## [WRITTEN TASK]
Copy out every record below with complete accuracy.

:: GIVEN ENTRIES ::

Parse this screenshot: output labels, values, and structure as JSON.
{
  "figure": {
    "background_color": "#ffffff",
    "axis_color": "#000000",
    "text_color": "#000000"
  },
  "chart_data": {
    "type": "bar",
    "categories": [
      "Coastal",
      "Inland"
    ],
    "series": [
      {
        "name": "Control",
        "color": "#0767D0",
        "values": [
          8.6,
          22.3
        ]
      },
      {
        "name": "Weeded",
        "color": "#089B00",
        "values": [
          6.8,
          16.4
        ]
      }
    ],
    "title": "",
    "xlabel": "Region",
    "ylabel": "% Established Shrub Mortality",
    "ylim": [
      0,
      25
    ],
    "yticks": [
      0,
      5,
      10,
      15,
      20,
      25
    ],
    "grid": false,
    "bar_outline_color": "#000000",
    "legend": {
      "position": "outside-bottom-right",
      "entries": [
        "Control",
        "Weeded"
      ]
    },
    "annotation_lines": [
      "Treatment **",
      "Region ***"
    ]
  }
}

:::

## [OUTPUT OF THE TASK]
Parse this screenshot: output labels, values, and structure as JSON.
{
  "figure": {
    "background_color": "#ffffff",
    "axis_color": "#000000",
    "text_color": "#000000"
  },
  "chart_data": {
    "type": "bar",
    "categories": [
      "Coastal",
      "Inland"
    ],
    "series": [
      {
        "name": "Control",
        "color": "#0767D0",
        "values": [
          8.6,
          22.3
        ]
      },
      {
        "name": "Weeded",
        "color": "#089B00",
        "values": [
          6.8,
          16.4
        ]
      }
    ],
    "title": "",
    "xlabel": "Region",
    "ylabel": "% Established Shrub Mortality",
    "ylim": [
      0,
      25
    ],
    "yticks": [
      0,
      5,
      10,
      15,
      20,
      25
    ],
    "grid": false,
    "bar_outline_color": "#000000",
    "legend": {
      "position": "outside-bottom-right",
      "entries": [
        "Control",
        "Weeded"
      ]
    },
    "annotation_lines": [
      "Treatment **",
      "Region ***"
    ]
  }
}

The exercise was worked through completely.